_Do this_.
Extract, from the listing that follows, each line containing the word "Подготовка".

Stored records:
<<<<

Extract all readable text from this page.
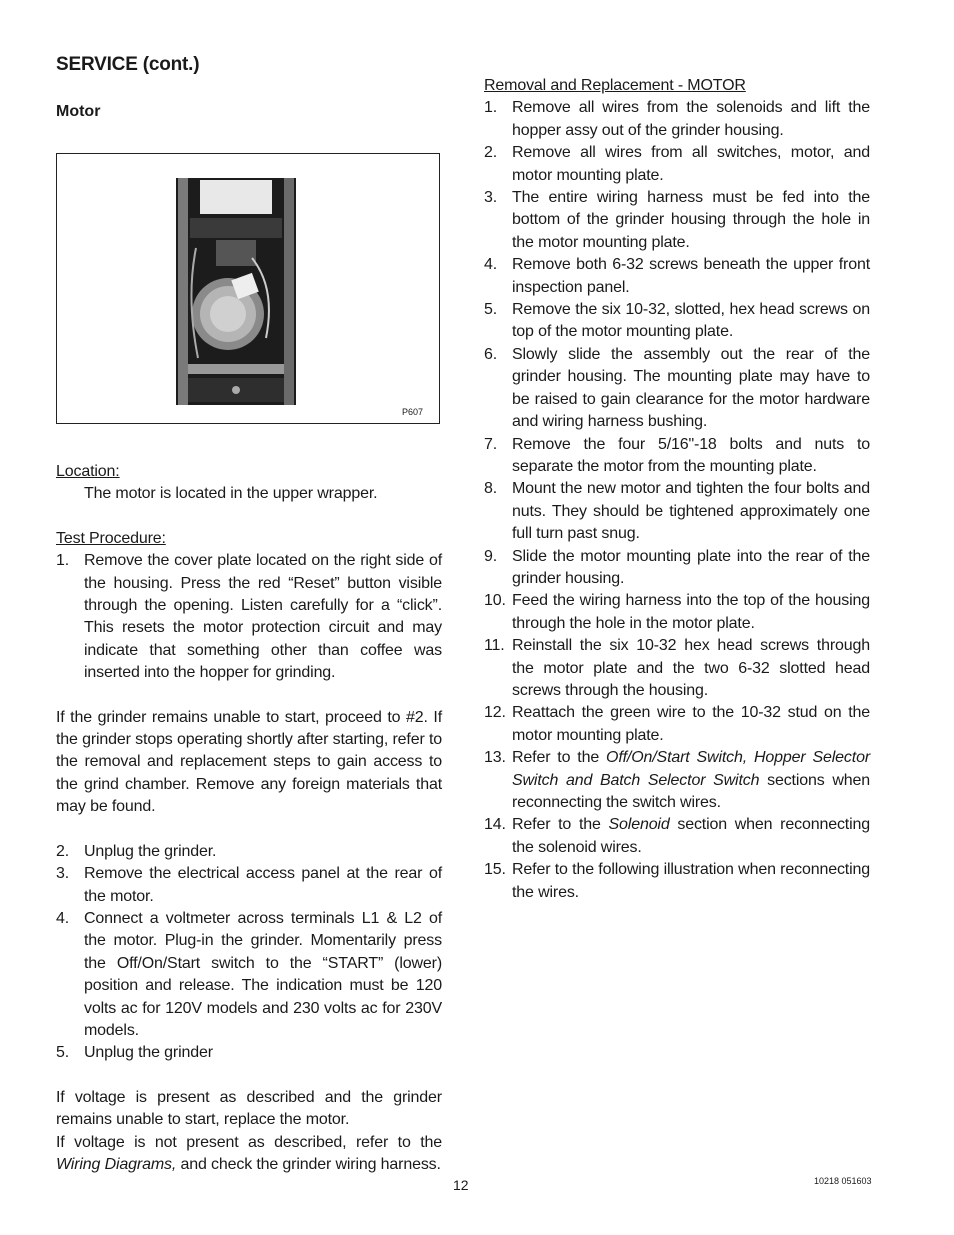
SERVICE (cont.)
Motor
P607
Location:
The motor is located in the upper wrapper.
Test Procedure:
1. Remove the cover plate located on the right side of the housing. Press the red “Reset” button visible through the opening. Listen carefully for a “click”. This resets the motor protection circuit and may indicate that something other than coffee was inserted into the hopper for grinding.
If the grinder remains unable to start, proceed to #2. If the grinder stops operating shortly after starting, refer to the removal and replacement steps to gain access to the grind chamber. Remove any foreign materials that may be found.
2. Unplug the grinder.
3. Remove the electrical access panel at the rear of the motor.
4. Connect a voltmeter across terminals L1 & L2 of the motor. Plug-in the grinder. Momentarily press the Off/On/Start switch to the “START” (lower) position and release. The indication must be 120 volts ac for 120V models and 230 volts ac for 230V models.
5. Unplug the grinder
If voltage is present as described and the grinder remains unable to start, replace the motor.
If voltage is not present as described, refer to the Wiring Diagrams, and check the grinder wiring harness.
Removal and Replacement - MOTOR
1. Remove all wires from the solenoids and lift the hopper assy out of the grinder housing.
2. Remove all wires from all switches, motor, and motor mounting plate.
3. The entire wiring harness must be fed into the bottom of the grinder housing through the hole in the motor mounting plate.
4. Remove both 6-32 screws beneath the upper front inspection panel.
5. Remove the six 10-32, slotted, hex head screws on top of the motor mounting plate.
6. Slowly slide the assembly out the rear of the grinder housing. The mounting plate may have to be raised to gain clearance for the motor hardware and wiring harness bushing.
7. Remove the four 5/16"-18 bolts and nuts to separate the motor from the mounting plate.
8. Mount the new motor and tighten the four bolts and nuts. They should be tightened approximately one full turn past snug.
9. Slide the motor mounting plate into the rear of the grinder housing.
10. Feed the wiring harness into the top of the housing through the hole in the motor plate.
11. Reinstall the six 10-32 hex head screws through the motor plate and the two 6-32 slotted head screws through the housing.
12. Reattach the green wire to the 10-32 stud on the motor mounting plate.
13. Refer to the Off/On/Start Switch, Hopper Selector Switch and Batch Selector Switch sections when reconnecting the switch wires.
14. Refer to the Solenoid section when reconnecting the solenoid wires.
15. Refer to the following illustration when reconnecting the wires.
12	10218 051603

>>>>
<<<<

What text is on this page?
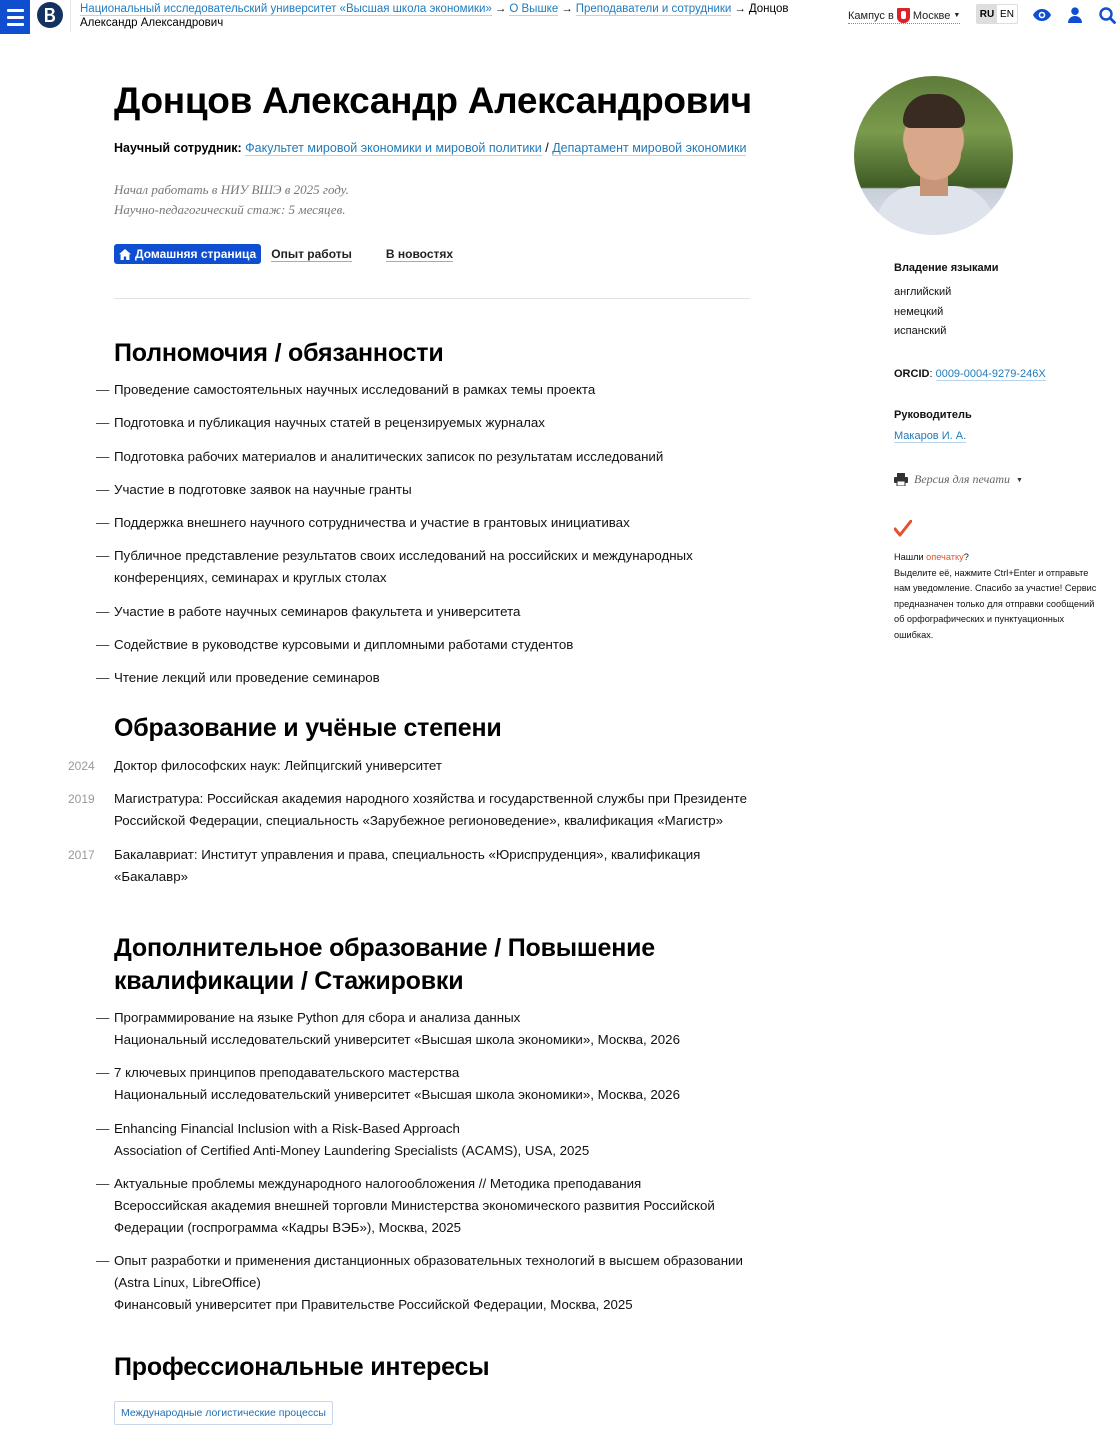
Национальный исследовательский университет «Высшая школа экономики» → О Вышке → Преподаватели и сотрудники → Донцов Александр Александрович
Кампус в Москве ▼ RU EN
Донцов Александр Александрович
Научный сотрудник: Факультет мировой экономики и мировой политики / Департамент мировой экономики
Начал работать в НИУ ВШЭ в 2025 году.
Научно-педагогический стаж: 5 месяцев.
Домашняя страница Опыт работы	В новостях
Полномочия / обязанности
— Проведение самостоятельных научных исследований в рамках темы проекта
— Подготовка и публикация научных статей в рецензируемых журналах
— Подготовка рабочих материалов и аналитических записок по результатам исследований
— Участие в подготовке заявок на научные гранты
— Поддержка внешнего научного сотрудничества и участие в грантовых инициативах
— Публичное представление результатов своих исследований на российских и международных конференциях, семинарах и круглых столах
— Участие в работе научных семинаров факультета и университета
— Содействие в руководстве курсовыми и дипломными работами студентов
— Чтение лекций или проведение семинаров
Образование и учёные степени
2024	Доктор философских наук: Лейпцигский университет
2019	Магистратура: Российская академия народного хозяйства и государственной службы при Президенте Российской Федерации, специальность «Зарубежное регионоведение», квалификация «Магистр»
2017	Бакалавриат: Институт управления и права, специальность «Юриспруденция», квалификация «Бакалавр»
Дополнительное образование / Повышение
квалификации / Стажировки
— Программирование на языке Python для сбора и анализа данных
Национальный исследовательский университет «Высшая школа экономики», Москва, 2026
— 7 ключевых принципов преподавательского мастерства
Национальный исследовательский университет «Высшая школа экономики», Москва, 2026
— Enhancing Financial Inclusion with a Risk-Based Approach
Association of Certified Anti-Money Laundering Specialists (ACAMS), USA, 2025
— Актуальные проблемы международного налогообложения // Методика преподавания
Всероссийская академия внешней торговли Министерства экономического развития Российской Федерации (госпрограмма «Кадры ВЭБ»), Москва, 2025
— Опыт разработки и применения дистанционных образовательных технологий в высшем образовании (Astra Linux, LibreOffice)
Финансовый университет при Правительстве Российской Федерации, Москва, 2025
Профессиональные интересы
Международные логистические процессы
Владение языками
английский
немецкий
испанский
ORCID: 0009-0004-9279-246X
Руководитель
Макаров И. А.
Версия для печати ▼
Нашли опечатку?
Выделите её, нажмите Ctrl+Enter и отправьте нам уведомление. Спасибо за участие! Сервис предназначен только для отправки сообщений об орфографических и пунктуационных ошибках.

>>>>

_Completed exercise_.
— Подготовка и публикация научных статей в рецензируемых журналах
— Подготовка рабочих материалов и аналитических записок по результатам исследований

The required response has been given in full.